[Dataset records]
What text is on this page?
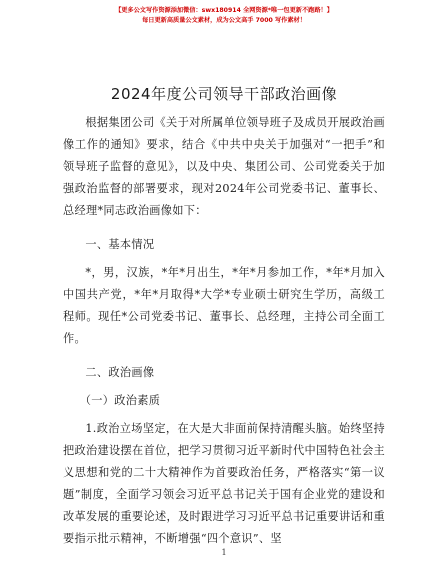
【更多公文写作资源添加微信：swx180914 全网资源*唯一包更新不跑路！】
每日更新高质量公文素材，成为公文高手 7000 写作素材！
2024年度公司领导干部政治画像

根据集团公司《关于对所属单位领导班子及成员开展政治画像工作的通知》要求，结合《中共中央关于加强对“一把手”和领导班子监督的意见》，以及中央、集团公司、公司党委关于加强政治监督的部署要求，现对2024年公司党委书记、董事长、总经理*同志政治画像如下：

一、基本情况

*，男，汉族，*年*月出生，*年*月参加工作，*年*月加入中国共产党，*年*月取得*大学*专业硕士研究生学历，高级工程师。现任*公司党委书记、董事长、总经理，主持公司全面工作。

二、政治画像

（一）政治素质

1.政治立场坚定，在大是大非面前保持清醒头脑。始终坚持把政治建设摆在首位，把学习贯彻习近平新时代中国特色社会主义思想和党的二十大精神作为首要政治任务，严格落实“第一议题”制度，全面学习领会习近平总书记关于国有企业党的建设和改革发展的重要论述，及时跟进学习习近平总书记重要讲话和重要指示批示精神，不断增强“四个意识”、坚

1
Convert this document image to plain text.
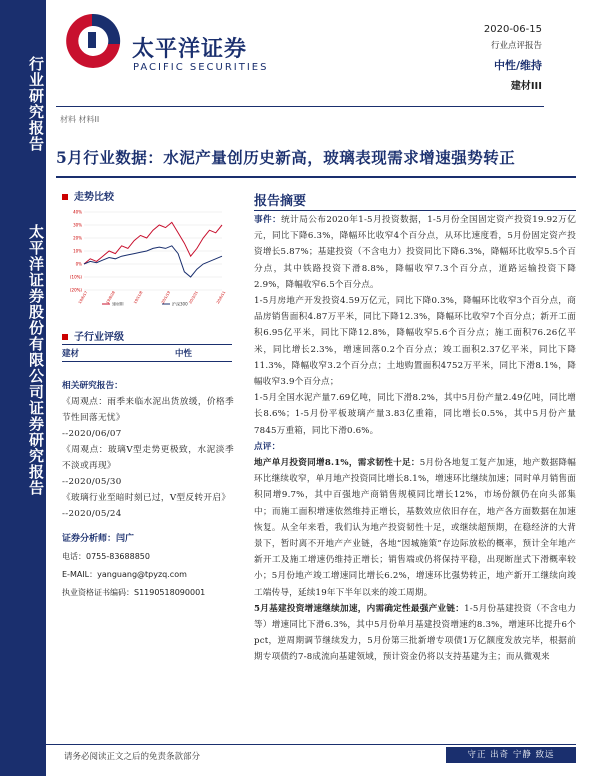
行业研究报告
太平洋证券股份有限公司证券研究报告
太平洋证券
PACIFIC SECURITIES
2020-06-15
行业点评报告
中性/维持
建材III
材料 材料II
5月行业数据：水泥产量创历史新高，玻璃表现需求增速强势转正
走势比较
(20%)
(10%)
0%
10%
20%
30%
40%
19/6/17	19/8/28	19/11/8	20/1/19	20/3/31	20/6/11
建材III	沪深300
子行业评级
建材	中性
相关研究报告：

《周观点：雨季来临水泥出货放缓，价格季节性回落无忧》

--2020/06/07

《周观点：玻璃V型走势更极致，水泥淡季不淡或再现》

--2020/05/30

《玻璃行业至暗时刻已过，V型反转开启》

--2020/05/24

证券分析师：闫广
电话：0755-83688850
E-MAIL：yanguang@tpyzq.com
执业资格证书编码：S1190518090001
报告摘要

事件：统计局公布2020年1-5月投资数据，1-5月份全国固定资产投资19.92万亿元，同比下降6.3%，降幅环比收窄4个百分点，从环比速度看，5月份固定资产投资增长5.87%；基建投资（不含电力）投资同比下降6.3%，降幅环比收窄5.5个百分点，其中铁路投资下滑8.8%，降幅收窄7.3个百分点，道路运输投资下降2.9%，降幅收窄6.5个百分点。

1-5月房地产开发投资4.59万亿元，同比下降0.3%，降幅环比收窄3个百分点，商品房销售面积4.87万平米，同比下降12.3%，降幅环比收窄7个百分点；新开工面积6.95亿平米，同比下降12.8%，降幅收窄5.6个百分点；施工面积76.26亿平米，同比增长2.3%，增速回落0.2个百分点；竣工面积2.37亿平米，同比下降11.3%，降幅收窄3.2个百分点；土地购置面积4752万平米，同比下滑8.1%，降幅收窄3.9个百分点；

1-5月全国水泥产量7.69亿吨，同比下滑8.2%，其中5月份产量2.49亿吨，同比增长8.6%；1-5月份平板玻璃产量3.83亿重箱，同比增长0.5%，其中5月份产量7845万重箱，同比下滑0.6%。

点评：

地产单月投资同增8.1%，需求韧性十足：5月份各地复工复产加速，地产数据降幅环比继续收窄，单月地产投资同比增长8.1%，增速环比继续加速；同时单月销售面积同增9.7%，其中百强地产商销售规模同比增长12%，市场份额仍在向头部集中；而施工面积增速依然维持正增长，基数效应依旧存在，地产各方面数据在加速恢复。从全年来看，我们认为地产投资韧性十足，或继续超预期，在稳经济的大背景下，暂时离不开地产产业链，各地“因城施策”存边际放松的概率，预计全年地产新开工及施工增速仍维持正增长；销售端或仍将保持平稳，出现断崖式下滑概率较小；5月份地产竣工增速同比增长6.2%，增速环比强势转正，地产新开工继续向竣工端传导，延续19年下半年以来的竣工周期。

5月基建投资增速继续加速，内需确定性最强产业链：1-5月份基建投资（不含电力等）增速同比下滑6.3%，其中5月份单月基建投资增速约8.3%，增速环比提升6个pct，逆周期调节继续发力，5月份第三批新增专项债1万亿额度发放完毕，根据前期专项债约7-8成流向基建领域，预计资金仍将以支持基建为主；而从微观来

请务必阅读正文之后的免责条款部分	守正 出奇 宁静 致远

To do
Print the entries above exactly, taking out only the pictures.

Output below
What text is on this page?
【更多公文写作资源添加微信：swx180914 全网资源*唯一包更新不跑路！】
每日更新高质量公文素材，成为公文高手 7000 写作素材！
2024年度公司领导干部政治画像

根据集团公司《关于对所属单位领导班子及成员开展政治画像工作的通知》要求，结合《中共中央关于加强对“一把手”和领导班子监督的意见》，以及中央、集团公司、公司党委关于加强政治监督的部署要求，现对2024年公司党委书记、董事长、总经理*同志政治画像如下：

一、基本情况

*，男，汉族，*年*月出生，*年*月参加工作，*年*月加入中国共产党，*年*月取得*大学*专业硕士研究生学历，高级工程师。现任*公司党委书记、董事长、总经理，主持公司全面工作。

二、政治画像

（一）政治素质

1.政治立场坚定，在大是大非面前保持清醒头脑。始终坚持把政治建设摆在首位，把学习贯彻习近平新时代中国特色社会主义思想和党的二十大精神作为首要政治任务，严格落实“第一议题”制度，全面学习领会习近平总书记关于国有企业党的建设和改革发展的重要论述，及时跟进学习习近平总书记重要讲话和重要指示批示精神，不断增强“四个意识”、坚

1
Convert this document image to plain text.
行业研究报告
太平洋证券股份有限公司证券研究报告
太平洋证券
PACIFIC SECURITIES
2020-06-15
行业点评报告
中性/维持
建材III
材料 材料II
5月行业数据：水泥产量创历史新高，玻璃表现需求增速强势转正
走势比较
(20%)
(10%)
0%
10%
20%
30%
40%
19/6/17	19/8/28	19/11/8	20/1/19	20/3/31	20/6/11
建材III	沪深300
子行业评级
建材	中性
相关研究报告：

《周观点：雨季来临水泥出货放缓，价格季节性回落无忧》

--2020/06/07

《周观点：玻璃V型走势更极致，水泥淡季不淡或再现》

--2020/05/30

《玻璃行业至暗时刻已过，V型反转开启》

--2020/05/24

证券分析师：闫广
电话：0755-83688850
E-MAIL：yanguang@tpyzq.com
执业资格证书编码：S1190518090001
报告摘要

事件：统计局公布2020年1-5月投资数据，1-5月份全国固定资产投资19.92万亿元，同比下降6.3%，降幅环比收窄4个百分点，从环比速度看，5月份固定资产投资增长5.87%；基建投资（不含电力）投资同比下降6.3%，降幅环比收窄5.5个百分点，其中铁路投资下滑8.8%，降幅收窄7.3个百分点，道路运输投资下降2.9%，降幅收窄6.5个百分点。

1-5月房地产开发投资4.59万亿元，同比下降0.3%，降幅环比收窄3个百分点，商品房销售面积4.87万平米，同比下降12.3%，降幅环比收窄7个百分点；新开工面积6.95亿平米，同比下降12.8%，降幅收窄5.6个百分点；施工面积76.26亿平米，同比增长2.3%，增速回落0.2个百分点；竣工面积2.37亿平米，同比下降11.3%，降幅收窄3.2个百分点；土地购置面积4752万平米，同比下滑8.1%，降幅收窄3.9个百分点；

1-5月全国水泥产量7.69亿吨，同比下滑8.2%，其中5月份产量2.49亿吨，同比增长8.6%；1-5月份平板玻璃产量3.83亿重箱，同比增长0.5%，其中5月份产量7845万重箱，同比下滑0.6%。

点评：

地产单月投资同增8.1%，需求韧性十足：5月份各地复工复产加速，地产数据降幅环比继续收窄，单月地产投资同比增长8.1%，增速环比继续加速；同时单月销售面积同增9.7%，其中百强地产商销售规模同比增长12%，市场份额仍在向头部集中；而施工面积增速依然维持正增长，基数效应依旧存在，地产各方面数据在加速恢复。从全年来看，我们认为地产投资韧性十足，或继续超预期，在稳经济的大背景下，暂时离不开地产产业链，各地“因城施策”存边际放松的概率，预计全年地产新开工及施工增速仍维持正增长；销售端或仍将保持平稳，出现断崖式下滑概率较小；5月份地产竣工增速同比增长6.2%，增速环比强势转正，地产新开工继续向竣工端传导，延续19年下半年以来的竣工周期。

5月基建投资增速继续加速，内需确定性最强产业链：1-5月份基建投资（不含电力等）增速同比下滑6.3%，其中5月份单月基建投资增速约8.3%，增速环比提升6个pct，逆周期调节继续发力，5月份第三批新增专项债1万亿额度发放完毕，根据前期专项债约7-8成流向基建领域，预计资金仍将以支持基建为主；而从微观来

请务必阅读正文之后的免责条款部分	守正 出奇 宁静 致远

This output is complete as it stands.